Data excerpts:
----------------

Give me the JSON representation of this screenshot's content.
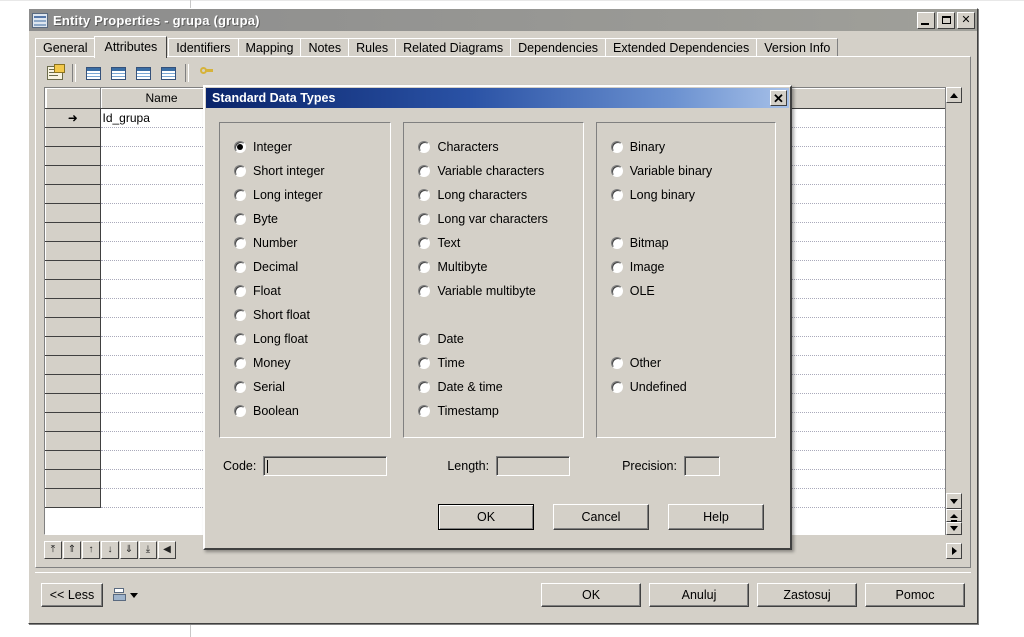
{
  "window": {
    "title": "Entity Properties - grupa (grupa)",
    "icon": "table-icon",
    "minimize_label": "_",
    "maximize_label": "□",
    "close_label": "✕"
  },
  "tabs": [
    {
      "label": "General",
      "active": false
    },
    {
      "label": "Attributes",
      "active": true
    },
    {
      "label": "Identifiers",
      "active": false
    },
    {
      "label": "Mapping",
      "active": false
    },
    {
      "label": "Notes",
      "active": false
    },
    {
      "label": "Rules",
      "active": false
    },
    {
      "label": "Related Diagrams",
      "active": false
    },
    {
      "label": "Dependencies",
      "active": false
    },
    {
      "label": "Extended Dependencies",
      "active": false
    },
    {
      "label": "Version Info",
      "active": false
    }
  ],
  "toolbar": {
    "items": [
      {
        "name": "properties-icon"
      },
      {
        "name": "insert-row-icon"
      },
      {
        "name": "add-table-icon"
      },
      {
        "name": "add-column-icon"
      },
      {
        "name": "reuse-column-icon"
      },
      {
        "name": "key-icon"
      }
    ]
  },
  "grid": {
    "columns": [
      "",
      "Name",
      "",
      ""
    ],
    "name_header": "Name",
    "row_indicator": "➜",
    "rows": [
      {
        "indicator": "➜",
        "name": "Id_grupa"
      },
      {
        "indicator": "",
        "name": ""
      },
      {
        "indicator": "",
        "name": ""
      },
      {
        "indicator": "",
        "name": ""
      },
      {
        "indicator": "",
        "name": ""
      },
      {
        "indicator": "",
        "name": ""
      },
      {
        "indicator": "",
        "name": ""
      },
      {
        "indicator": "",
        "name": ""
      },
      {
        "indicator": "",
        "name": ""
      },
      {
        "indicator": "",
        "name": ""
      },
      {
        "indicator": "",
        "name": ""
      },
      {
        "indicator": "",
        "name": ""
      },
      {
        "indicator": "",
        "name": ""
      },
      {
        "indicator": "",
        "name": ""
      },
      {
        "indicator": "",
        "name": ""
      },
      {
        "indicator": "",
        "name": ""
      },
      {
        "indicator": "",
        "name": ""
      },
      {
        "indicator": "",
        "name": ""
      },
      {
        "indicator": "",
        "name": ""
      },
      {
        "indicator": "",
        "name": ""
      },
      {
        "indicator": "",
        "name": ""
      }
    ]
  },
  "grid_nav": [
    {
      "name": "first-record-button",
      "glyph": "⤒"
    },
    {
      "name": "page-up-button",
      "glyph": "⇑"
    },
    {
      "name": "previous-record-button",
      "glyph": "↑"
    },
    {
      "name": "next-record-button",
      "glyph": "↓"
    },
    {
      "name": "page-down-button",
      "glyph": "⇓"
    },
    {
      "name": "last-record-button",
      "glyph": "⤓"
    },
    {
      "name": "scroll-left-button",
      "glyph": "◀"
    }
  ],
  "bottom_bar": {
    "less_label": "<< Less",
    "print_icon": "print-icon",
    "buttons": [
      {
        "name": "ok-button",
        "label": "OK"
      },
      {
        "name": "cancel-button",
        "label": "Anuluj"
      },
      {
        "name": "apply-button",
        "label": "Zastosuj"
      },
      {
        "name": "help-button",
        "label": "Pomoc"
      }
    ]
  },
  "dialog": {
    "title": "Standard Data Types",
    "close_label": "✕",
    "selected": "Integer",
    "columns": [
      {
        "name": "numeric-types-group",
        "options": [
          {
            "label": "Integer",
            "checked": true
          },
          {
            "label": "Short integer",
            "checked": false
          },
          {
            "label": "Long integer",
            "checked": false
          },
          {
            "label": "Byte",
            "checked": false
          },
          {
            "label": "Number",
            "checked": false
          },
          {
            "label": "Decimal",
            "checked": false
          },
          {
            "label": "Float",
            "checked": false
          },
          {
            "label": "Short float",
            "checked": false
          },
          {
            "label": "Long float",
            "checked": false
          },
          {
            "label": "Money",
            "checked": false
          },
          {
            "label": "Serial",
            "checked": false
          },
          {
            "label": "Boolean",
            "checked": false
          }
        ]
      },
      {
        "name": "character-types-group",
        "options": [
          {
            "label": "Characters",
            "checked": false
          },
          {
            "label": "Variable characters",
            "checked": false
          },
          {
            "label": "Long characters",
            "checked": false
          },
          {
            "label": "Long var characters",
            "checked": false
          },
          {
            "label": "Text",
            "checked": false
          },
          {
            "label": "Multibyte",
            "checked": false
          },
          {
            "label": "Variable multibyte",
            "checked": false
          },
          {
            "label": "",
            "checked": false,
            "spacer": true
          },
          {
            "label": "Date",
            "checked": false
          },
          {
            "label": "Time",
            "checked": false
          },
          {
            "label": "Date & time",
            "checked": false
          },
          {
            "label": "Timestamp",
            "checked": false
          }
        ]
      },
      {
        "name": "binary-other-types-group",
        "options": [
          {
            "label": "Binary",
            "checked": false
          },
          {
            "label": "Variable binary",
            "checked": false
          },
          {
            "label": "Long binary",
            "checked": false
          },
          {
            "label": "",
            "checked": false,
            "spacer": true
          },
          {
            "label": "Bitmap",
            "checked": false
          },
          {
            "label": "Image",
            "checked": false
          },
          {
            "label": "OLE",
            "checked": false
          },
          {
            "label": "",
            "checked": false,
            "spacer": true
          },
          {
            "label": "",
            "checked": false,
            "spacer": true
          },
          {
            "label": "Other",
            "checked": false
          },
          {
            "label": "Undefined",
            "checked": false
          }
        ]
      }
    ],
    "fields": {
      "code_label": "Code:",
      "code_value": "",
      "length_label": "Length:",
      "length_value": "",
      "precision_label": "Precision:",
      "precision_value": ""
    },
    "buttons": [
      {
        "name": "dialog-ok-button",
        "label": "OK",
        "default": true
      },
      {
        "name": "dialog-cancel-button",
        "label": "Cancel",
        "default": false
      },
      {
        "name": "dialog-help-button",
        "label": "Help",
        "default": false
      }
    ]
  }
}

----------------

■ WRITTEN PROBLEM ■
Pick out the lines that have the word "group". Copy them all.

■ OUTPUT BELOW ■
        "name": "numeric-types-group",
        "name": "character-types-group",
        "name": "binary-other-types-group",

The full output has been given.